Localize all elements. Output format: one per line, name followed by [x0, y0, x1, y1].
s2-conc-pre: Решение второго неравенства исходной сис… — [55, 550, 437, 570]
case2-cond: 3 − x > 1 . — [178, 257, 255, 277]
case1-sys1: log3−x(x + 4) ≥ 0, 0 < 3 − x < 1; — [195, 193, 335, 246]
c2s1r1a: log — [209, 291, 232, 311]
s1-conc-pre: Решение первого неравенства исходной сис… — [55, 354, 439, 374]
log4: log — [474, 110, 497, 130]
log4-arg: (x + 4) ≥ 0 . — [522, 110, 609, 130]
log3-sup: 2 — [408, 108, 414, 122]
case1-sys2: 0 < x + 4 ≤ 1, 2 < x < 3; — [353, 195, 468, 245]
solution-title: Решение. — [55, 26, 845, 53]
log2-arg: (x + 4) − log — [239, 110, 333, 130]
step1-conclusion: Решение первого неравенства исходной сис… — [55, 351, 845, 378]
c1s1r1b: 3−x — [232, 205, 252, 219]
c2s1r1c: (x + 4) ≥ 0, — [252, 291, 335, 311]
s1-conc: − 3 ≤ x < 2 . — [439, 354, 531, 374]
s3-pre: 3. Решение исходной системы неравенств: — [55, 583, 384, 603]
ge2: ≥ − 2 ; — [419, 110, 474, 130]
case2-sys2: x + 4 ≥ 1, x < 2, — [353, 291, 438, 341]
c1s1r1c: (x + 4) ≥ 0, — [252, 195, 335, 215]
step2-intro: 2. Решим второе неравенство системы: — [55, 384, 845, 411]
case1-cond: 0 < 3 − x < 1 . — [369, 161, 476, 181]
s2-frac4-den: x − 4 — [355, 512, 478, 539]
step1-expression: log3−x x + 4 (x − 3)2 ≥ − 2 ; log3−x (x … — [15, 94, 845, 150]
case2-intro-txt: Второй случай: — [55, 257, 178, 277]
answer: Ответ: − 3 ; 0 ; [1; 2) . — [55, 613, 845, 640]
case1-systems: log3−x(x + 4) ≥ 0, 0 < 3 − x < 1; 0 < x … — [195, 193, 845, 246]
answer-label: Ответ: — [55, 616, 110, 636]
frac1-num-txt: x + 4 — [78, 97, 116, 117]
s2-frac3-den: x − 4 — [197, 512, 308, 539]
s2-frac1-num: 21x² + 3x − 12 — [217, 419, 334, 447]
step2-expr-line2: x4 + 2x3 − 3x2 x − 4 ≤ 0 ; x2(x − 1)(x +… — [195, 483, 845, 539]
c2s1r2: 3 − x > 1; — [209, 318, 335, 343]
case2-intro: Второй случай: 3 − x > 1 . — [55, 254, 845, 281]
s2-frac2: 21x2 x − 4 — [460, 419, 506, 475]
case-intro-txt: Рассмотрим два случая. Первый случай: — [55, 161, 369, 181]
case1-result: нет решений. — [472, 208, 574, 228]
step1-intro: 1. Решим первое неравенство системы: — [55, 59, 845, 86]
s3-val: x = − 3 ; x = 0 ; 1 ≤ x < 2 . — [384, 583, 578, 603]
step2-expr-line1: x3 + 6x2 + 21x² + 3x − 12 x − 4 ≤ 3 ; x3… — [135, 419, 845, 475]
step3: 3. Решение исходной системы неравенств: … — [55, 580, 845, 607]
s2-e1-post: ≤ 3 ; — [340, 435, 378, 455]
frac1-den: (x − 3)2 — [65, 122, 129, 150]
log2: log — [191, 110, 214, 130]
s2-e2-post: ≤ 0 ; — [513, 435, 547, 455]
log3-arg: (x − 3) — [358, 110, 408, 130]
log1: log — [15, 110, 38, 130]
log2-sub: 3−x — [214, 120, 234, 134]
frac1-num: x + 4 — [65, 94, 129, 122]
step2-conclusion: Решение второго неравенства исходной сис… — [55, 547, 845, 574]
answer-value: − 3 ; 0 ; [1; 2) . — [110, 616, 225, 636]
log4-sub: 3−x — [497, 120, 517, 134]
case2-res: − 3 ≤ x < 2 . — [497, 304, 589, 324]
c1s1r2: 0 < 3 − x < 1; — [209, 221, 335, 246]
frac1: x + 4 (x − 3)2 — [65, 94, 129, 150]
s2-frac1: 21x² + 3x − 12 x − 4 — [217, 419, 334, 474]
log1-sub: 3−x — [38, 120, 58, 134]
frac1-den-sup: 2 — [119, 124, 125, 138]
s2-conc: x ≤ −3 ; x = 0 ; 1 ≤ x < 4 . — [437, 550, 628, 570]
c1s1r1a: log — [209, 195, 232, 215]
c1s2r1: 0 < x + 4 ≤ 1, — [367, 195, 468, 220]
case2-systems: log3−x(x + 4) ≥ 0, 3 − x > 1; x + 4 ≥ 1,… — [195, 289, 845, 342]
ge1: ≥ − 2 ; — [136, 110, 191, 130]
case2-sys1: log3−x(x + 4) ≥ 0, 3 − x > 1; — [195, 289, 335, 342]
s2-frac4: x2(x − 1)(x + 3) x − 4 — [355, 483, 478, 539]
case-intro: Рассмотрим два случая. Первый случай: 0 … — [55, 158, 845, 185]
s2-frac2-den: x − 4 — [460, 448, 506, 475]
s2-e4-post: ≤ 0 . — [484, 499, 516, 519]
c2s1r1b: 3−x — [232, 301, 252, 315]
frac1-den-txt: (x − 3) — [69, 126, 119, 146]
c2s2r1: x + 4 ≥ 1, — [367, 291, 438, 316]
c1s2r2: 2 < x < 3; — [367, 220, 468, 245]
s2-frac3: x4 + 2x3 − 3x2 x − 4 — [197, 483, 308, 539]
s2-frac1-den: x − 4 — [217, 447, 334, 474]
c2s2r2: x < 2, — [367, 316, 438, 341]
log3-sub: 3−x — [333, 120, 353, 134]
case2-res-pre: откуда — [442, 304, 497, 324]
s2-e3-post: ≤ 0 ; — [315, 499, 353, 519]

++++

Task statement:
Turn every line in the rows above into a numbered list, leaving out any blank lines.

Response:
1. Localize all elements. Output format: one per line, name followed by [x0, y0, x1, y1].
2. s2-conc-pre: Решение второго неравенства исходной сис… — [55, 550, 437, 570]
3. case2-cond: 3 − x > 1 . — [178, 257, 255, 277]
4. case1-sys1: log3−x(x + 4) ≥ 0, 0 < 3 − x < 1; — [195, 193, 335, 246]
5. c2s1r1a: log — [209, 291, 232, 311]
6. s1-conc-pre: Решение первого неравенства исходной сис… — [55, 354, 439, 374]
7. log4: log — [474, 110, 497, 130]
8. log4-arg: (x + 4) ≥ 0 . — [522, 110, 609, 130]
9. log3-sup: 2 — [408, 108, 414, 122]
10. case1-sys2: 0 < x + 4 ≤ 1, 2 < x < 3; — [353, 195, 468, 245]
11. solution-title: Решение. — [55, 26, 845, 53]
12. log2-arg: (x + 4) − log — [239, 110, 333, 130]
13. step1-conclusion: Решение первого неравенства исходной сис… — [55, 351, 845, 378]
14. c1s1r1b: 3−x — [232, 205, 252, 219]
15. c2s1r1c: (x + 4) ≥ 0, — [252, 291, 335, 311]
16. s1-conc: − 3 ≤ x < 2 . — [439, 354, 531, 374]
17. s3-pre: 3. Решение исходной системы неравенств: — [55, 583, 384, 603]
18. ge2: ≥ − 2 ; — [419, 110, 474, 130]
19. case2-sys2: x + 4 ≥ 1, x < 2, — [353, 291, 438, 341]
20. c1s1r1c: (x + 4) ≥ 0, — [252, 195, 335, 215]
21. step2-intro: 2. Решим второе неравенство системы: — [55, 384, 845, 411]
22. case1-cond: 0 < 3 − x < 1 . — [369, 161, 476, 181]
23. s2-frac4-den: x − 4 — [355, 512, 478, 539]
24. step1-expression: log3−x x + 4 (x − 3)2 ≥ − 2 ; log3−x (x … — [15, 94, 845, 150]
25. case2-intro-txt: Второй случай: — [55, 257, 178, 277]
26. answer: Ответ: − 3 ; 0 ; [1; 2) . — [55, 613, 845, 640]
27. case1-systems: log3−x(x + 4) ≥ 0, 0 < 3 − x < 1; 0 < x … — [195, 193, 845, 246]
28. answer-label: Ответ: — [55, 616, 110, 636]
29. frac1-num-txt: x + 4 — [78, 97, 116, 117]
30. s2-frac3-den: x − 4 — [197, 512, 308, 539]
31. s2-frac1-num: 21x² + 3x − 12 — [217, 419, 334, 447]
32. step2-expr-line2: x4 + 2x3 − 3x2 x − 4 ≤ 0 ; x2(x − 1)(x +… — [195, 483, 845, 539]
33. c2s1r2: 3 − x > 1; — [209, 318, 335, 343]
34. case2-intro: Второй случай: 3 − x > 1 . — [55, 254, 845, 281]
35. s2-frac2: 21x2 x − 4 — [460, 419, 506, 475]
36. case-intro-txt: Рассмотрим два случая. Первый случай: — [55, 161, 369, 181]
37. case1-result: нет решений. — [472, 208, 574, 228]
38. step1-intro: 1. Решим первое неравенство системы: — [55, 59, 845, 86]
39. s3-val: x = − 3 ; x = 0 ; 1 ≤ x < 2 . — [384, 583, 578, 603]
40. step2-expr-line1: x3 + 6x2 + 21x² + 3x − 12 x − 4 ≤ 3 ; x3… — [135, 419, 845, 475]
41. step3: 3. Решение исходной системы неравенств: … — [55, 580, 845, 607]
42. s2-e1-post: ≤ 3 ; — [340, 435, 378, 455]
43. frac1-den: (x − 3)2 — [65, 122, 129, 150]
44. log2: log — [191, 110, 214, 130]
45. s2-e2-post: ≤ 0 ; — [513, 435, 547, 455]
46. log3-arg: (x − 3) — [358, 110, 408, 130]
47. log1: log — [15, 110, 38, 130]
48. log2-sub: 3−x — [214, 120, 234, 134]
49. frac1-num: x + 4 — [65, 94, 129, 122]
50. step2-conclusion: Решение второго неравенства исходной сис… — [55, 547, 845, 574]
51. answer-value: − 3 ; 0 ; [1; 2) . — [110, 616, 225, 636]
52. log4-sub: 3−x — [497, 120, 517, 134]
53. case2-res: − 3 ≤ x < 2 . — [497, 304, 589, 324]
54. c1s1r2: 0 < 3 − x < 1; — [209, 221, 335, 246]
55. frac1: x + 4 (x − 3)2 — [65, 94, 129, 150]
56. s2-frac1: 21x² + 3x − 12 x − 4 — [217, 419, 334, 474]
57. log1-sub: 3−x — [38, 120, 58, 134]
58. frac1-den-sup: 2 — [119, 124, 125, 138]
59. s2-conc: x ≤ −3 ; x = 0 ; 1 ≤ x < 4 . — [437, 550, 628, 570]
60. c1s1r1a: log — [209, 195, 232, 215]
61. c1s2r1: 0 < x + 4 ≤ 1, — [367, 195, 468, 220]
62. case2-systems: log3−x(x + 4) ≥ 0, 3 − x > 1; x + 4 ≥ 1,… — [195, 289, 845, 342]
63. ge1: ≥ − 2 ; — [136, 110, 191, 130]
64. case2-sys1: log3−x(x + 4) ≥ 0, 3 − x > 1; — [195, 289, 335, 342]
65. s2-frac4: x2(x − 1)(x + 3) x − 4 — [355, 483, 478, 539]
66. case-intro: Рассмотрим два случая. Первый случай: 0 … — [55, 158, 845, 185]
67. s2-frac2-den: x − 4 — [460, 448, 506, 475]
68. s2-e4-post: ≤ 0 . — [484, 499, 516, 519]
69. c2s1r1b: 3−x — [232, 301, 252, 315]
70. frac1-den-txt: (x − 3) — [69, 126, 119, 146]
71. c2s2r1: x + 4 ≥ 1, — [367, 291, 438, 316]
72. c1s2r2: 2 < x < 3; — [367, 220, 468, 245]
73. s2-frac3: x4 + 2x3 − 3x2 x − 4 — [197, 483, 308, 539]
74. s2-frac1-den: x − 4 — [217, 447, 334, 474]
75. c2s2r2: x < 2, — [367, 316, 438, 341]
76. log3-sub: 3−x — [333, 120, 353, 134]
77. case2-res-pre: откуда — [442, 304, 497, 324]
78. s2-e3-post: ≤ 0 ; — [315, 499, 353, 519]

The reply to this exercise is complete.